## [SET TASK]
Where a line in the listing contains the string "χωρίον", copy that line out.

## [MATERIAL]

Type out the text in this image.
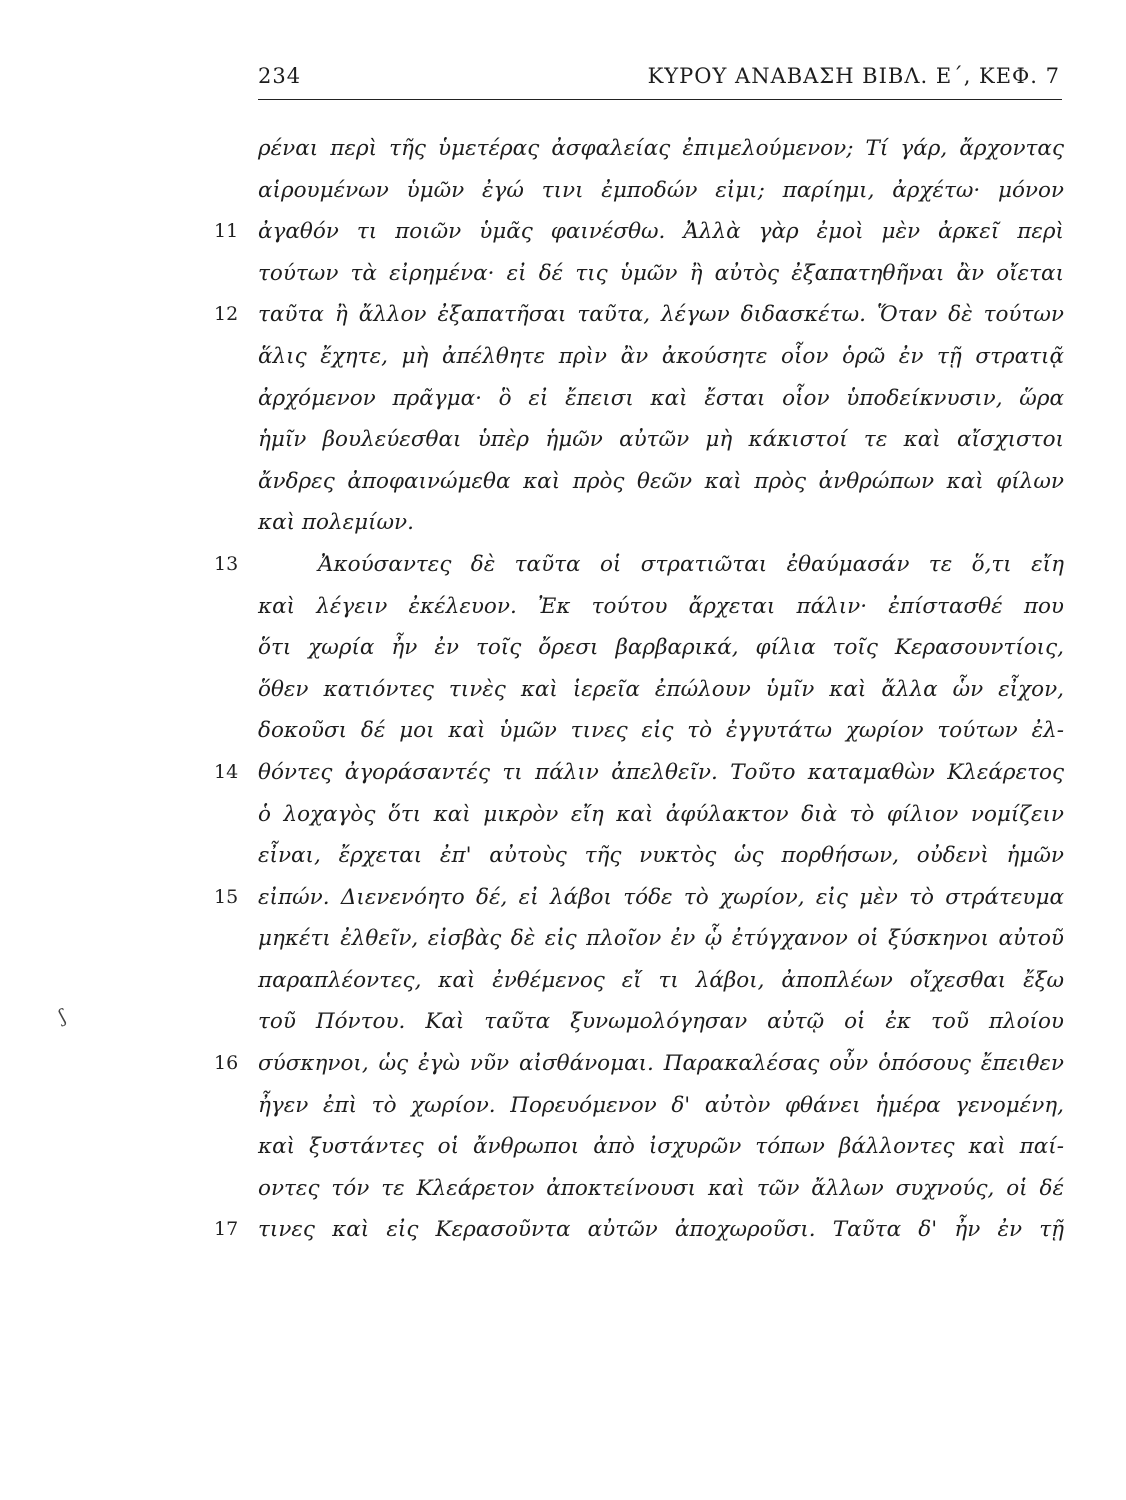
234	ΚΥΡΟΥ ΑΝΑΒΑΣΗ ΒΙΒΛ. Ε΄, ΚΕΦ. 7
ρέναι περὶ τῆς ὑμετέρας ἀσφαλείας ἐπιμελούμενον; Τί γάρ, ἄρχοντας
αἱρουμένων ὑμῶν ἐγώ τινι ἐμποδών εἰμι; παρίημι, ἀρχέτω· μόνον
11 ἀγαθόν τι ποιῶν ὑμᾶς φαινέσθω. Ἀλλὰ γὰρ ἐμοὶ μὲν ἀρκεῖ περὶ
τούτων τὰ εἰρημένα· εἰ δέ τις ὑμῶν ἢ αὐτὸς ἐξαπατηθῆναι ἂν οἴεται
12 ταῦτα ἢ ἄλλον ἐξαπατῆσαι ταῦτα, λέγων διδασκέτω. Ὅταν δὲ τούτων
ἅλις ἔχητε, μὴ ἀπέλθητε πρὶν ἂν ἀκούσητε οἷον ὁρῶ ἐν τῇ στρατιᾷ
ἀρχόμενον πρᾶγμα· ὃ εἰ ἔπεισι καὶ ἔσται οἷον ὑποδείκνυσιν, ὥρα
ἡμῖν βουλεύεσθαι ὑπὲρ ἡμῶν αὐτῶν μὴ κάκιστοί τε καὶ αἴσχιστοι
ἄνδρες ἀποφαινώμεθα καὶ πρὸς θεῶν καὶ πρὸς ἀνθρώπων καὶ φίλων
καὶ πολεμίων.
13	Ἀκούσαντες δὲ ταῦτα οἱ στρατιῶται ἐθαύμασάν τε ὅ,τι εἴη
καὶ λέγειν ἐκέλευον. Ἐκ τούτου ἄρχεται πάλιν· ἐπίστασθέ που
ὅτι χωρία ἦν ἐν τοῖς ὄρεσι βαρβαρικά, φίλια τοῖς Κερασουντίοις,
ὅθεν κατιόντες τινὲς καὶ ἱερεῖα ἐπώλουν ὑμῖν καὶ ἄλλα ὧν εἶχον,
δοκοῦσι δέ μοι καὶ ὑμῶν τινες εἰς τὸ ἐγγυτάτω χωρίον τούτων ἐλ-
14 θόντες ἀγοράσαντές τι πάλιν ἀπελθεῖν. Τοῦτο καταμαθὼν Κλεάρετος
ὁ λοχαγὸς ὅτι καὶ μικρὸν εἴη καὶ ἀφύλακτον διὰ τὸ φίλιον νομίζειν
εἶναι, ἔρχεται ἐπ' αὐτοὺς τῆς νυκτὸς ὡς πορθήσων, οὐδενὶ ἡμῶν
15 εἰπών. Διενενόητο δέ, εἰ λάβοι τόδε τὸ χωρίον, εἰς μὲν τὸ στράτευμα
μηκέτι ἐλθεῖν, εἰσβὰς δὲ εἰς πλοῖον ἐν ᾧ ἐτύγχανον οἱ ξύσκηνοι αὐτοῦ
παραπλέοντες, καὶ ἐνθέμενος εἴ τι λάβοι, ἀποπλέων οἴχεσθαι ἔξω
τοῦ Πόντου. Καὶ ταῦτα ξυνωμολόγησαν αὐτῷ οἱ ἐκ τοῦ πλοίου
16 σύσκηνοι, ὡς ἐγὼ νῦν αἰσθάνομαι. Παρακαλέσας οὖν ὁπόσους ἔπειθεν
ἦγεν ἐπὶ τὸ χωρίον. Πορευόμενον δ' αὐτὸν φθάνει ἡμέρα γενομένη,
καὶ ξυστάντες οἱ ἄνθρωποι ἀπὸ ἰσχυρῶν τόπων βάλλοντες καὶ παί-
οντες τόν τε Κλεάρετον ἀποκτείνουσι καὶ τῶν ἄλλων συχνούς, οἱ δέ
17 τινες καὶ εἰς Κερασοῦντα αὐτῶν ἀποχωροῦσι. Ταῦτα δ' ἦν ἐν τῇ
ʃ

## [THE REPLY]
δοκοῦσι δέ μοι καὶ ὑμῶν τινες εἰς τὸ ἐγγυτάτω χωρίον τούτων ἐλ-
15 εἰπών. Διενενόητο δέ, εἰ λάβοι τόδε τὸ χωρίον, εἰς μὲν τὸ στράτευμα
ἦγεν ἐπὶ τὸ χωρίον. Πορευόμενον δ' αὐτὸν φθάνει ἡμέρα γενομένη,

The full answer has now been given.